### Selection
The NRA might be better driven to begin an aggressive campaign on gun owner responsibilities and safety. But their first line of attack is to fan the flames of fear that guns will be confiscated. Why is licensing, registration and comprehensive background checks a threat to owning an firearm?

When I was a teenager, I belonged to a girls’ team of target shooting with .22s. I loved it. Great emphasis was placed on safety, responsibility and the care of our equipment. We had it drilled into us to respect other peoples’ property.

In no way would we use our rifles to intimidate another person. We certainly didn’t practice being an accurate shot by using a target shaped to look like a human. It was circles with a big black center.

Lately, we have seen on TV, young men openly and inappropriately parading in public family spaces with assault rifles slung over their shoulders. They say that they are demonstrating their right to bear arms. Is this the NRA message to its members? Really?

Personally, I would look at those individuals as weak, insecure and a bit unstable. The message they portray is intimidation.

### Task instructions
In the piece on gun ownership, what did the targets used by the writer's teenage shooting team look like?

Item position entries:
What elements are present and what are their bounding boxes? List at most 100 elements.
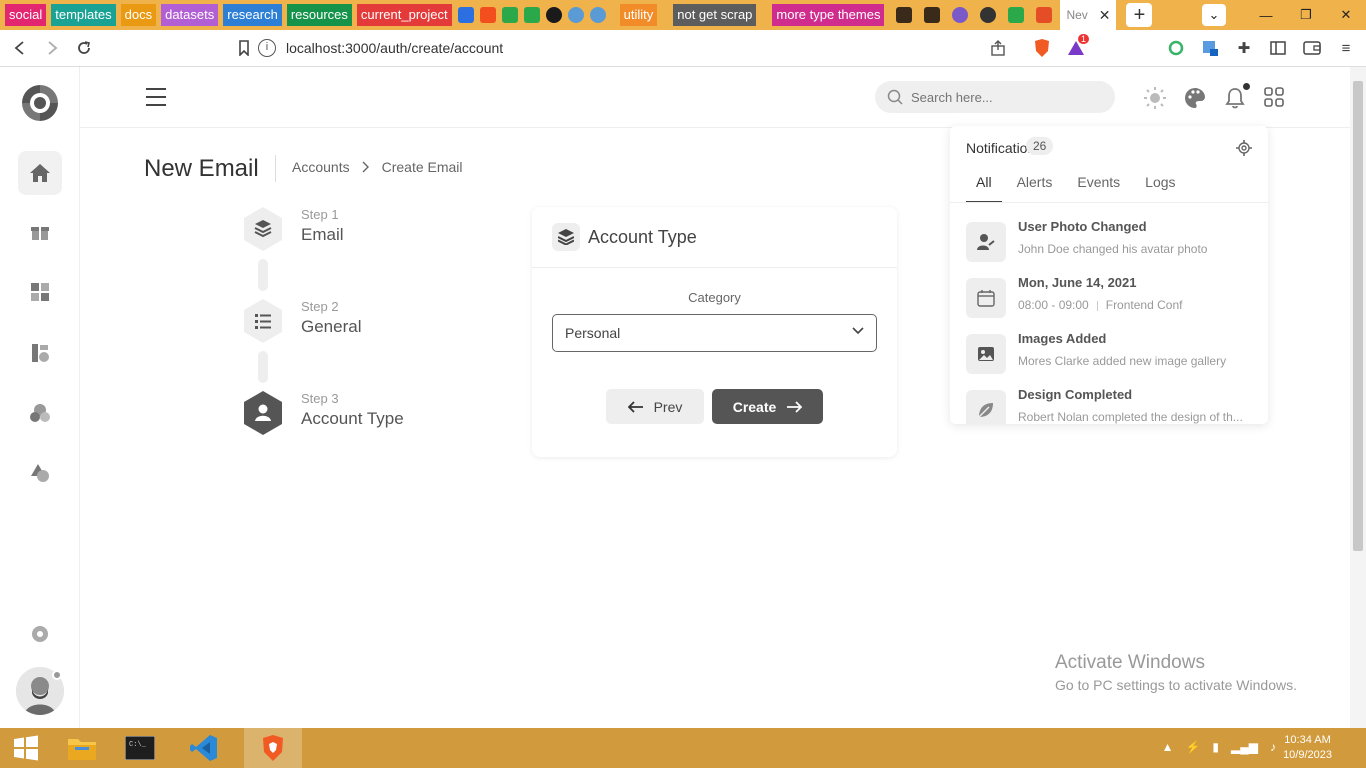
- bookmark-current-project[interactable]: current_project: [356, 4, 452, 26]
- tray-power-icon[interactable]: ⚡: [1185, 740, 1200, 754]
- tab-favicon-11[interactable]: [980, 7, 997, 23]
- tab-search-icon[interactable]: ⌄: [1202, 4, 1226, 26]
- sidebar-toggle-icon[interactable]: [1268, 38, 1288, 58]
- prev-button[interactable]: Prev: [606, 389, 704, 424]
- tab-favicon-4[interactable]: [523, 7, 540, 23]
- tab-favicon-6[interactable]: [567, 7, 584, 23]
- brave-shield-icon[interactable]: [1030, 36, 1054, 60]
- app-logo-icon[interactable]: [20, 83, 60, 123]
- sidebar-triangle-circle-icon[interactable]: [18, 451, 62, 495]
- notification-item[interactable]: Mon, June 14, 2021 08:00 - 09:00 Frontend…: [966, 275, 1256, 328]
- notification-tab-alerts[interactable]: Alerts: [1007, 174, 1063, 203]
- tray-battery-icon[interactable]: ▮: [1212, 740, 1219, 754]
- extensions-puzzle-icon[interactable]: ✚: [1234, 38, 1254, 58]
- bookmark-resources[interactable]: resources: [286, 4, 352, 26]
- tray-volume-icon[interactable]: ♪: [1270, 740, 1276, 754]
- tab-favicon-9[interactable]: [924, 7, 941, 23]
- tab-favicon-7[interactable]: [589, 7, 606, 23]
- tab-favicon-3[interactable]: [501, 7, 518, 23]
- search-input[interactable]: [911, 89, 1091, 105]
- tab-favicon-5[interactable]: [545, 7, 562, 23]
- extension-icon-blue[interactable]: [1200, 38, 1220, 58]
- sidebar: [0, 67, 80, 728]
- tray-network-icon[interactable]: ▂▄▆: [1231, 740, 1258, 754]
- notification-tabs-divider: [950, 202, 1268, 203]
- vscode-icon[interactable]: [178, 728, 230, 768]
- bookmark-docs[interactable]: docs: [120, 4, 157, 26]
- page-scrollbar[interactable]: [1350, 67, 1366, 728]
- bookmark-icon[interactable]: [232, 36, 256, 60]
- user-status-dot: [52, 670, 62, 680]
- theme-sun-icon[interactable]: [1144, 87, 1166, 109]
- create-button-label: Create: [732, 398, 777, 415]
- breadcrumb-accounts[interactable]: Accounts: [292, 159, 350, 175]
- step-general[interactable]: Step 2 General: [242, 298, 361, 344]
- card-title: Account Type: [588, 226, 697, 247]
- taskbar-clock[interactable]: 10:34 AM 10/9/2023: [1283, 733, 1332, 763]
- sidebar-settings-icon[interactable]: [18, 612, 62, 656]
- notification-tab-events[interactable]: Events: [1067, 174, 1130, 203]
- tab-favicon-1[interactable]: [457, 7, 474, 23]
- step-email[interactable]: Step 1 Email: [242, 206, 344, 252]
- close-window-icon[interactable]: ✕: [1326, 7, 1366, 23]
- notification-item[interactable]: Images Added Mores Clarke added new imag…: [966, 331, 1256, 384]
- file-explorer-icon[interactable]: [56, 728, 108, 768]
- category-select[interactable]: Personal: [552, 314, 877, 352]
- sidebar-shapes-icon[interactable]: [18, 391, 62, 435]
- bookmark-social[interactable]: social: [5, 4, 47, 26]
- forward-icon[interactable]: [40, 36, 64, 60]
- wallet-icon[interactable]: [1302, 38, 1322, 58]
- svg-text:C:\_: C:\_: [129, 741, 147, 749]
- palette-icon[interactable]: [1184, 87, 1206, 109]
- back-icon[interactable]: [8, 36, 32, 60]
- apps-grid-icon[interactable]: [1264, 87, 1286, 109]
- windows-start-icon[interactable]: [0, 728, 52, 768]
- share-icon[interactable]: [986, 36, 1010, 60]
- site-info-icon[interactable]: i: [258, 39, 276, 57]
- bookmark-research[interactable]: research: [223, 4, 282, 26]
- notification-tab-all[interactable]: All: [966, 174, 1002, 203]
- bookmark-datasets[interactable]: datasets: [161, 4, 219, 26]
- tab-favicon-10[interactable]: [952, 7, 969, 23]
- active-tab[interactable]: Nev ✕: [1060, 0, 1117, 30]
- bookmark-utility[interactable]: utility: [619, 4, 658, 26]
- brave-browser-icon[interactable]: [244, 728, 302, 768]
- sidebar-home-icon[interactable]: [18, 151, 62, 195]
- bookmark-not-get-scrap[interactable]: not get scrap: [673, 4, 757, 26]
- sidebar-layout-icon[interactable]: [18, 331, 62, 375]
- sidebar-gift-icon[interactable]: [18, 210, 62, 254]
- activate-windows-title: Activate Windows: [1055, 652, 1205, 673]
- tab-favicon-8[interactable]: [896, 7, 913, 23]
- extension-icon-green[interactable]: [1166, 38, 1186, 58]
- tab-favicon-figma[interactable]: [479, 7, 496, 23]
- minimize-icon[interactable]: —: [1246, 8, 1286, 23]
- create-button[interactable]: Create: [712, 389, 823, 424]
- close-tab-icon[interactable]: ✕: [1099, 7, 1111, 24]
- brave-rewards-icon[interactable]: 1: [1064, 34, 1090, 60]
- sidebar-dashboard-icon[interactable]: [18, 270, 62, 314]
- tab-favicon-html5[interactable]: [1036, 7, 1053, 23]
- notification-item[interactable]: Design Completed Robert Nolan completed …: [966, 387, 1256, 424]
- notification-bell-icon[interactable]: [1224, 87, 1246, 109]
- url-field[interactable]: i localhost:3000/auth/create/account: [258, 33, 1028, 63]
- menu-toggle-icon[interactable]: [145, 87, 167, 107]
- notification-settings-gear-icon[interactable]: [1236, 140, 1252, 156]
- reload-icon[interactable]: [72, 36, 96, 60]
- notification-tabs: All Alerts Events Logs: [966, 174, 1191, 203]
- new-tab-button[interactable]: +: [1126, 3, 1153, 27]
- maximize-icon[interactable]: ❐: [1286, 7, 1326, 23]
- tray-chevron-up-icon[interactable]: ▲: [1162, 740, 1174, 754]
- browser-menu-icon[interactable]: ≡: [1336, 38, 1356, 58]
- scrollbar-thumb[interactable]: [1353, 81, 1363, 551]
- notification-subtitle: Robert Nolan completed the design of th.…: [1018, 410, 1243, 424]
- bookmark-more-type-themes[interactable]: more type themes: [772, 4, 885, 26]
- calendar-icon: [966, 278, 1006, 318]
- bookmark-templates[interactable]: templates: [51, 4, 116, 26]
- tab-favicon-12[interactable]: [1008, 7, 1025, 23]
- window-controls: ⌄ — ❐ ✕: [1202, 0, 1366, 30]
- terminal-icon[interactable]: C:\_: [114, 728, 166, 768]
- chevron-down-icon: [852, 327, 864, 335]
- notification-tab-logs[interactable]: Logs: [1135, 174, 1185, 203]
- step-account-type[interactable]: Step 3 Account Type: [242, 390, 404, 436]
- notification-item[interactable]: User Photo Changed John Doe changed his …: [966, 219, 1256, 272]
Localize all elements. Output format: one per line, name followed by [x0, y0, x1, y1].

### Result below
They were circles with a big black center.